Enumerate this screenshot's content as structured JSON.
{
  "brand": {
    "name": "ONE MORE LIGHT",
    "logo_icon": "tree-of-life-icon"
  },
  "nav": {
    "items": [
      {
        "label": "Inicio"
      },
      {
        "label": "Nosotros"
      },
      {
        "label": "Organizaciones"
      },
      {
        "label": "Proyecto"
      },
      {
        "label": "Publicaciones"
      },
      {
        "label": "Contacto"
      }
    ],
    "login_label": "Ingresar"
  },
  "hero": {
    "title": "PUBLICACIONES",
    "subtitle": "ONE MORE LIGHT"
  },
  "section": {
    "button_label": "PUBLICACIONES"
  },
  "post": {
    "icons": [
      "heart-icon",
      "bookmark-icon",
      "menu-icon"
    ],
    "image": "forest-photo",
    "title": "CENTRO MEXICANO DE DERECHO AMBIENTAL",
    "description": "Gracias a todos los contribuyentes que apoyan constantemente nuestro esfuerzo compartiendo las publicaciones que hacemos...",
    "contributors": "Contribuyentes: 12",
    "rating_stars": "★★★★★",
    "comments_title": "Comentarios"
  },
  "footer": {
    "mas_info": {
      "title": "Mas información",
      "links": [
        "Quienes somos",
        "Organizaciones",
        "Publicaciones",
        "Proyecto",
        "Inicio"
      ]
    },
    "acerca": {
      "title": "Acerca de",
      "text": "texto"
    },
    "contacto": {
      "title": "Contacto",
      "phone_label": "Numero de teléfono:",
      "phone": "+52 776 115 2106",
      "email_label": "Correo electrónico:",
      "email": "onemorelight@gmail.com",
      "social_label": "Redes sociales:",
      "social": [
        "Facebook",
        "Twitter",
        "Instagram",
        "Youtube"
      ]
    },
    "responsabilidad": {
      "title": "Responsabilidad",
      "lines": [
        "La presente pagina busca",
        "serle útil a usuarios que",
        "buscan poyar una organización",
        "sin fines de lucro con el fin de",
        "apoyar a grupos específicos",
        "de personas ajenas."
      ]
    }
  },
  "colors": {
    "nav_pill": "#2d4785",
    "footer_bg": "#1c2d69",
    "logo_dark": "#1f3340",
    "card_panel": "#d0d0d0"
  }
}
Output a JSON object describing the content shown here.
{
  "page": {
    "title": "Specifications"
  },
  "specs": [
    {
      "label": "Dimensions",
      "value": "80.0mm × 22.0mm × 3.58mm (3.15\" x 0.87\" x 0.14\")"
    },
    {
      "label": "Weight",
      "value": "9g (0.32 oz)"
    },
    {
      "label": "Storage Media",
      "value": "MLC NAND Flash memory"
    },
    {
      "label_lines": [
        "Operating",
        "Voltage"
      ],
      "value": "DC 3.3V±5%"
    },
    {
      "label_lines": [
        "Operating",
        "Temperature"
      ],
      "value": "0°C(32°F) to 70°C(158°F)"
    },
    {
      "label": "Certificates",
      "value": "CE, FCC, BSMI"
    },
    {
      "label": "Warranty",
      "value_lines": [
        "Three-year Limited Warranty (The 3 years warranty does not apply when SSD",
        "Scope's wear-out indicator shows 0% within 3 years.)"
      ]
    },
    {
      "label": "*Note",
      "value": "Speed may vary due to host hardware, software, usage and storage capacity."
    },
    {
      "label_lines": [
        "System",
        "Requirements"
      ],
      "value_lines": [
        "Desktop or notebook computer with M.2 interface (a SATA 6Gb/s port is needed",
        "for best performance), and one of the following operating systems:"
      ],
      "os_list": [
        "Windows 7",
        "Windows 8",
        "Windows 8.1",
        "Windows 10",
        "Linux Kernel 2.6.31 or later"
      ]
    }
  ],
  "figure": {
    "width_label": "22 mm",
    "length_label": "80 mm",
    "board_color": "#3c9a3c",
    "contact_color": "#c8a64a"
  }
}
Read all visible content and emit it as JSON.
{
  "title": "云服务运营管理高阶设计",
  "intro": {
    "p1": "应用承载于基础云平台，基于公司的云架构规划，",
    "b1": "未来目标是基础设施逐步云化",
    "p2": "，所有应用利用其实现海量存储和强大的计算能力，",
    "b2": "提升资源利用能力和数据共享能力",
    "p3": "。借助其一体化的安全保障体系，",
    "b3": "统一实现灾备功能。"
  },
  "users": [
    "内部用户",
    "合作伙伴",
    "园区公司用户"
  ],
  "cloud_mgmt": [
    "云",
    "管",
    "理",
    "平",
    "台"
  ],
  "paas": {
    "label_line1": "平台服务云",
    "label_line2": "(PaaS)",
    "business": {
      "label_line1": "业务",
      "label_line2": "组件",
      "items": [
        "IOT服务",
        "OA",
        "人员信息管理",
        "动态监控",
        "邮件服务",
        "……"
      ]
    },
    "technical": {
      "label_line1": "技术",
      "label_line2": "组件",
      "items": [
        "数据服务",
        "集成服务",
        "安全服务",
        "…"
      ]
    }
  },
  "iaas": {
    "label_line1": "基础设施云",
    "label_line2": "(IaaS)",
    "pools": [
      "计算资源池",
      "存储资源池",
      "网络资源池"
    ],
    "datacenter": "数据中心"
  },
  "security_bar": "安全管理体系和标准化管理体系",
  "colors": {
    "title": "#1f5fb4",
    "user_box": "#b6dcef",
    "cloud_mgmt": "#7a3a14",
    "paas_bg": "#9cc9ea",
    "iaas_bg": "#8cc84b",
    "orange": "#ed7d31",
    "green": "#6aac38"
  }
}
# # # #
### Exercise description
Search the entries for the word "content" and gather every line where it appears.

### Exercise output
Enumerate this screenshot's content as structured JSON.
Output a JSON object describing the content shown here.
Read all visible content and emit it as JSON.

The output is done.